# [Goal]
Lines containing the string "decrease" are to be counted; report the total by itself.

# [Records supplied]
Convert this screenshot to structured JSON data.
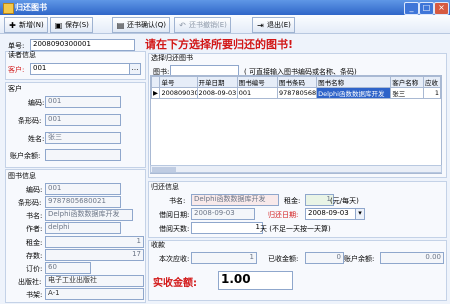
{
  "window": {
    "title": "归还图书",
    "minimize": "_",
    "maximize": "□",
    "close": "×"
  },
  "toolbar": {
    "new": "新增(N)",
    "save": "保存(S)",
    "return_confirm": "还书确认(Q)",
    "cancel_return": "还书撤销(E)",
    "exit": "退出(E)"
  },
  "order": {
    "label": "单号:",
    "value": "2008090300001"
  },
  "reader": {
    "group": "读者信息",
    "customer_label": "客户:",
    "customer_value": "001"
  },
  "customer": {
    "group": "客户",
    "id_label": "编码:",
    "id_value": "001",
    "barcode_label": "条形码:",
    "barcode_value": "001",
    "name_label": "姓名:",
    "name_value": "张三",
    "balance_label": "账户余额:",
    "balance_value": ""
  },
  "book": {
    "group": "图书信息",
    "id_label": "编码:",
    "id_value": "001",
    "barcode_label": "条形码:",
    "barcode_value": "9787805680021",
    "title_label": "书名:",
    "title_value": "Delphi函数数据库开发",
    "author_label": "作者:",
    "author_value": "delphi",
    "rent_label": "租金:",
    "rent_value": "1",
    "stock_label": "存数:",
    "stock_value": "17",
    "price_label": "订价:",
    "price_value": "60",
    "publisher_label": "出版社:",
    "publisher_value": "电子工业出版社",
    "shelf_label": "书架:",
    "shelf_value": "A-1"
  },
  "instruction": "请在下方选择所要归还的图书!",
  "selection": {
    "group": "选择归还图书",
    "book_label": "图书:",
    "hint": "( 可直接输入图书编码或名称、条码)",
    "columns": [
      "单号",
      "开单日期",
      "图书编号",
      "图书条码",
      "图书名称",
      "客户名称",
      "应收"
    ],
    "rows": [
      {
        "order": "2008090300001",
        "date": "2008-09-03",
        "book_id": "001",
        "barcode": "9787805680021",
        "title": "Delphi函数数据库开发",
        "customer": "张三",
        "due": "1"
      }
    ]
  },
  "return_info": {
    "group": "归还信息",
    "title_label": "书名:",
    "title_value": "Delphi函数数据库开发",
    "rent_label": "租金:",
    "rent_value": "1",
    "rent_unit": "(元/每天)",
    "borrow_date_label": "借阅日期:",
    "borrow_date_value": "2008-09-03",
    "return_date_label": "归还日期:",
    "return_date_value": "2008-09-03",
    "days_label": "借阅天数:",
    "days_value": "1",
    "days_unit": "天 (不足一天按一天算)"
  },
  "charge": {
    "group": "收款",
    "due_label": "本次应收:",
    "due_value": "1",
    "received_label": "已收金额:",
    "received_value": "0",
    "balance_label": "账户余额:",
    "balance_value": "0.00",
    "actual_label": "实收金额:",
    "actual_value": "1.00"
  }
}
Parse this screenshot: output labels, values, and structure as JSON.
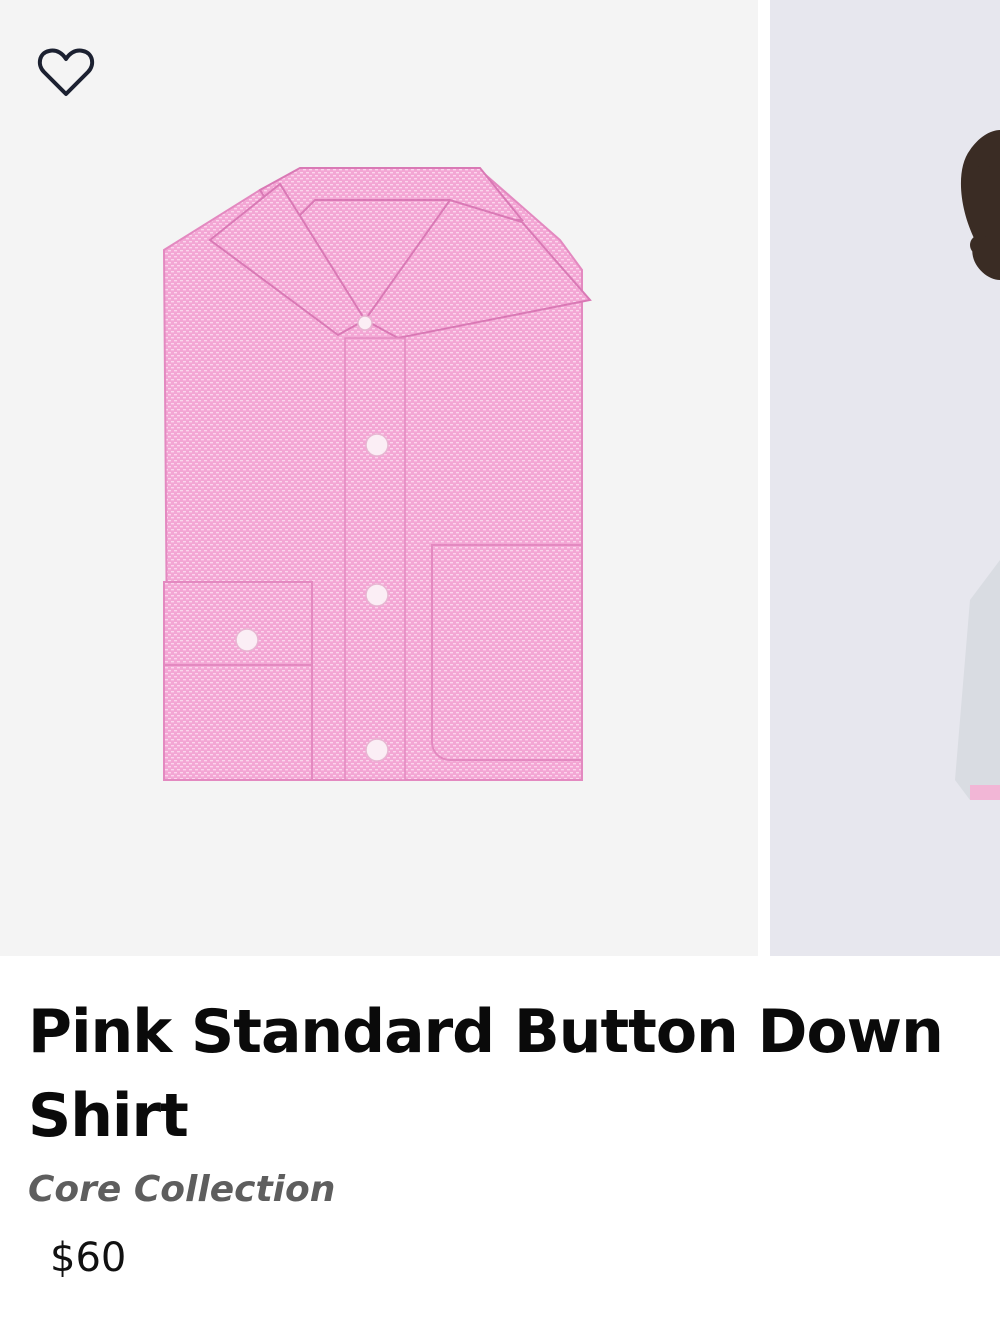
{
  "product": {
    "title": "Pink Standard Button Down Shirt",
    "collection": "Core Collection",
    "price": "$60"
  },
  "gallery": {
    "favorite_icon": "heart-outline-icon",
    "images": [
      {
        "subject": "folded pink shirt",
        "active": true
      },
      {
        "subject": "model wearing shirt",
        "active": false
      }
    ]
  },
  "colors": {
    "shirt_pink": "#f4a9d6",
    "shirt_pink_shadow": "#e58cc3",
    "photo_bg": "#f4f4f4",
    "second_photo_bg": "#e7e7ee",
    "collection_text": "#5e5e5e",
    "title_text": "#0a0a0a"
  }
}
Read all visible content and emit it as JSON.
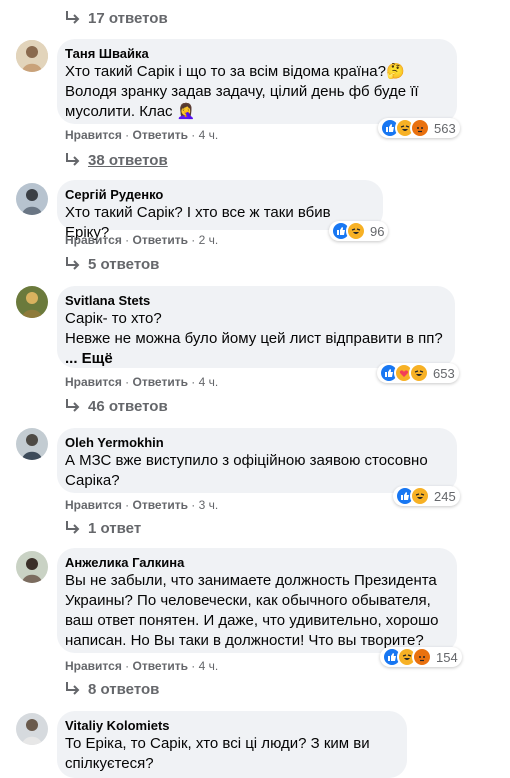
{
  "top_replies": {
    "label": "17 ответов"
  },
  "action_labels": {
    "like": "Нравится",
    "reply": "Ответить",
    "sep": " · "
  },
  "comments": [
    {
      "author": "Таня Швайка",
      "text": "Хто такий Сарік і що то за всім відома країна?🤔\nВолодя зранку задав задачу, цілий день фб буде її мусолити. Клас 🤦‍♀️",
      "time": "4 ч.",
      "reaction_icons": [
        "like-icon",
        "haha-icon",
        "angry-icon"
      ],
      "reaction_count": "563",
      "replies": "38 ответов"
    },
    {
      "author": "Сергій Руденко",
      "text": "Хто такий Сарік? І хто все ж таки вбив Еріку?",
      "time": "2 ч.",
      "reaction_icons": [
        "like-icon",
        "haha-icon"
      ],
      "reaction_count": "96",
      "replies": "5 ответов"
    },
    {
      "author": "Svitlana Stets",
      "text": "Сарік- то хто?\nНевже не можна було йому цей лист відправити в пп?",
      "more": "... Ещё",
      "time": "4 ч.",
      "reaction_icons": [
        "like-icon",
        "care-icon",
        "haha-icon"
      ],
      "reaction_count": "653",
      "replies": "46 ответов"
    },
    {
      "author": "Oleh Yermokhin",
      "text": "А МЗС вже виступило з офіційною заявою стосовно Саріка?",
      "time": "3 ч.",
      "reaction_icons": [
        "like-icon",
        "haha-icon"
      ],
      "reaction_count": "245",
      "replies": "1 ответ"
    },
    {
      "author": "Анжелика Галкина",
      "text": "Вы не забыли, что занимаете должность Президента Украины? По человечески, как обычного обывателя, ваш ответ понятен. И даже, что удивительно, хорошо написан. Но Вы таки в должности! Что вы творите?",
      "time": "4 ч.",
      "reaction_icons": [
        "like-icon",
        "haha-icon",
        "angry-icon"
      ],
      "reaction_count": "154",
      "replies": "8 ответов"
    },
    {
      "author": "Vitaliy Kolomiets",
      "text": "То Еріка, то Сарік, хто всі ці люди? З ким ви спілкуєтеся?"
    }
  ],
  "colors": {
    "bubble": "#f0f2f5",
    "meta": "#65676b",
    "like": "#1877f2",
    "haha": "#f7b125",
    "angry": "#e9710f"
  }
}
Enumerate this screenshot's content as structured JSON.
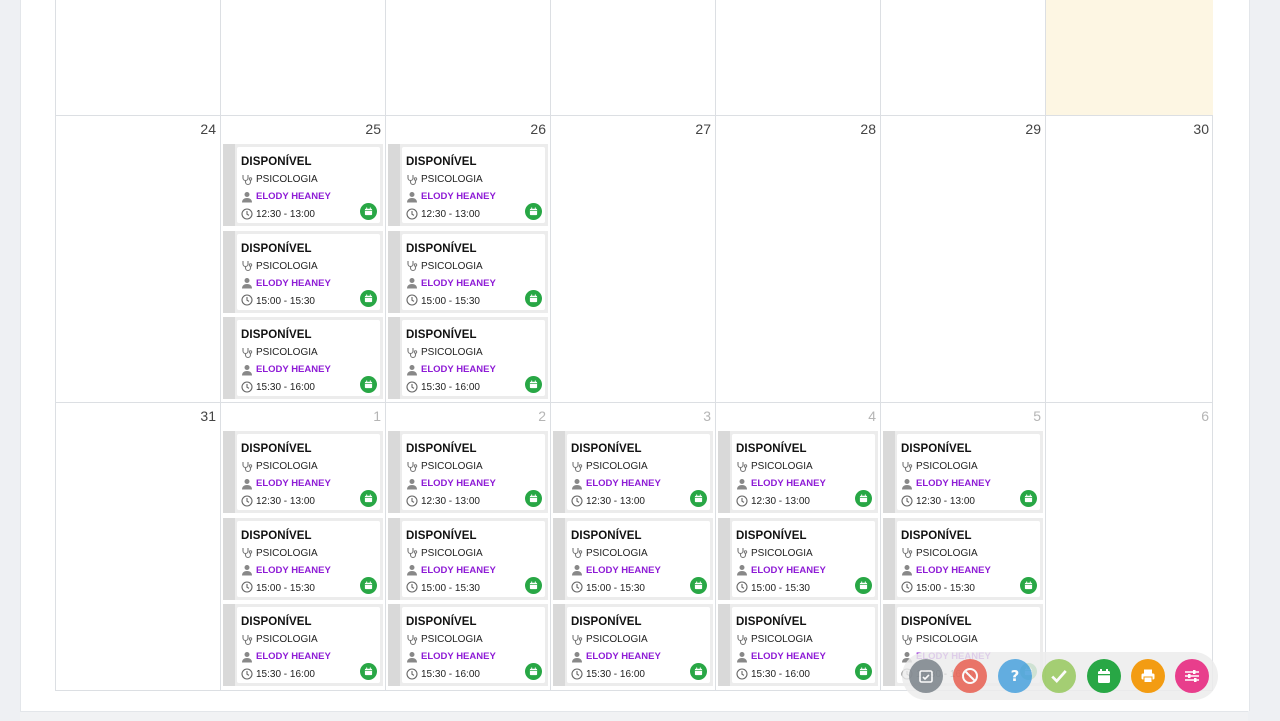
{
  "calendar": {
    "weeks": [
      {
        "days": [
          {
            "num": "",
            "other": false,
            "today": false,
            "slots": false
          },
          {
            "num": "",
            "other": false,
            "today": false,
            "slots": false
          },
          {
            "num": "",
            "other": false,
            "today": false,
            "slots": false
          },
          {
            "num": "",
            "other": false,
            "today": false,
            "slots": false
          },
          {
            "num": "",
            "other": false,
            "today": false,
            "slots": false
          },
          {
            "num": "",
            "other": false,
            "today": false,
            "slots": false
          },
          {
            "num": "",
            "other": false,
            "today": true,
            "slots": false
          }
        ]
      },
      {
        "days": [
          {
            "num": "24",
            "other": false,
            "today": false,
            "slots": false
          },
          {
            "num": "25",
            "other": false,
            "today": false,
            "slots": true
          },
          {
            "num": "26",
            "other": false,
            "today": false,
            "slots": true
          },
          {
            "num": "27",
            "other": false,
            "today": false,
            "slots": false
          },
          {
            "num": "28",
            "other": false,
            "today": false,
            "slots": false
          },
          {
            "num": "29",
            "other": false,
            "today": false,
            "slots": false
          },
          {
            "num": "30",
            "other": false,
            "today": false,
            "slots": false
          }
        ]
      },
      {
        "days": [
          {
            "num": "31",
            "other": false,
            "today": false,
            "slots": false
          },
          {
            "num": "1",
            "other": true,
            "today": false,
            "slots": true
          },
          {
            "num": "2",
            "other": true,
            "today": false,
            "slots": true
          },
          {
            "num": "3",
            "other": true,
            "today": false,
            "slots": true
          },
          {
            "num": "4",
            "other": true,
            "today": false,
            "slots": true
          },
          {
            "num": "5",
            "other": true,
            "today": false,
            "slots": true
          },
          {
            "num": "6",
            "other": true,
            "today": false,
            "slots": false
          }
        ]
      }
    ],
    "slot_template": {
      "status": "DISPONÍVEL",
      "specialty": "PSICOLOGIA",
      "doctor": "ELODY HEANEY"
    },
    "slot_times": [
      "12:30 - 13:00",
      "15:00 - 15:30",
      "15:30 - 16:00"
    ]
  },
  "toolbar": {
    "buttons": [
      {
        "name": "confirm-check-button",
        "icon": "calendar-check-icon",
        "color": "#6c757d"
      },
      {
        "name": "cancel-button",
        "icon": "ban-icon",
        "color": "#e74c3c"
      },
      {
        "name": "unknown-button",
        "icon": "question-icon",
        "color": "#3498db"
      },
      {
        "name": "check-button",
        "icon": "check-icon",
        "color": "#8bc34a"
      },
      {
        "name": "available-button",
        "icon": "calendar-icon",
        "color": "#28a745"
      },
      {
        "name": "print-button",
        "icon": "print-icon",
        "color": "#f39c12"
      },
      {
        "name": "filter-button",
        "icon": "sliders-icon",
        "color": "#e83e8c"
      }
    ]
  },
  "colors": {
    "doctor": "#8e1bd6",
    "available": "#28a745",
    "today_bg": "#fdf6e3"
  }
}
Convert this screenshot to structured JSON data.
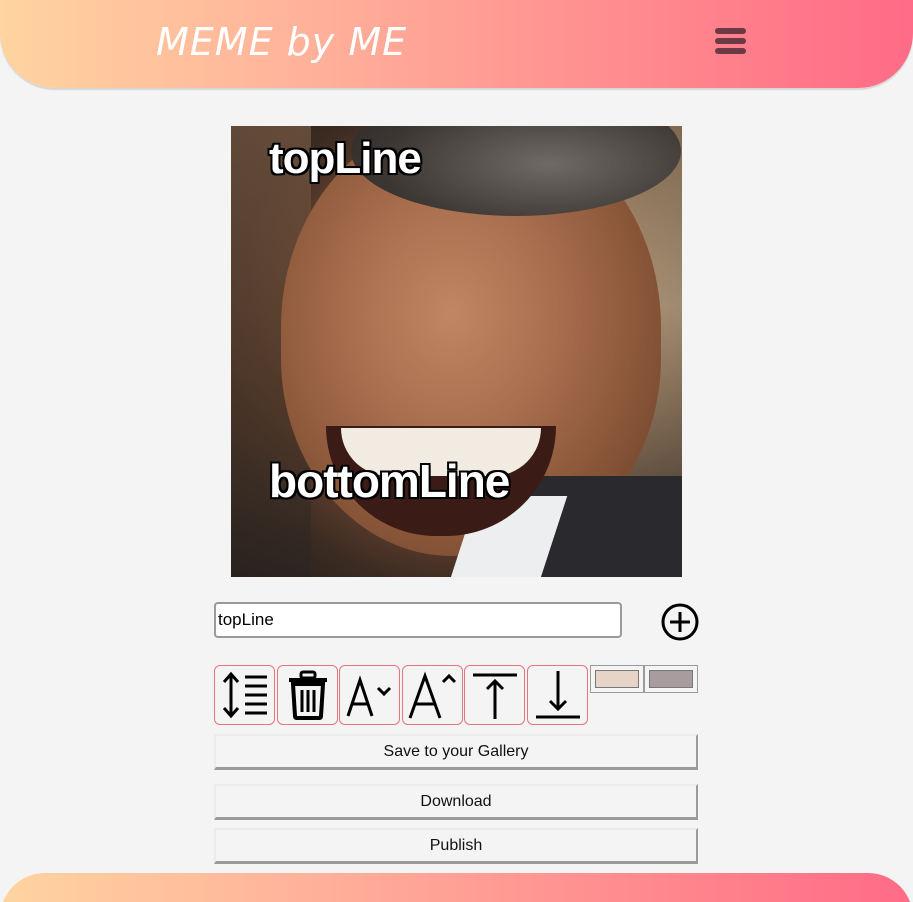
{
  "header": {
    "logo": "MEME by ME",
    "menu_icon": "hamburger-menu-icon"
  },
  "meme": {
    "top_line": "topLine",
    "bottom_line": "bottomLine"
  },
  "editor": {
    "text_input_value": "topLine",
    "add_line_icon": "plus-circle-icon",
    "tools": [
      {
        "name": "switch-line-button",
        "icon": "line-height-icon"
      },
      {
        "name": "delete-line-button",
        "icon": "trash-icon"
      },
      {
        "name": "decrease-font-button",
        "icon": "font-decrease-icon"
      },
      {
        "name": "increase-font-button",
        "icon": "font-increase-icon"
      },
      {
        "name": "move-up-button",
        "icon": "align-top-icon"
      },
      {
        "name": "move-down-button",
        "icon": "align-bottom-icon"
      }
    ],
    "stroke_color": "#e6d4c8",
    "fill_color": "#a89c9e"
  },
  "actions": {
    "save_label": "Save to your Gallery",
    "download_label": "Download",
    "publish_label": "Publish"
  },
  "colors": {
    "accent": "#e8747e",
    "gradient_start": "#ffd4a0",
    "gradient_end": "#ff6b86"
  }
}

# [Solved problem]
2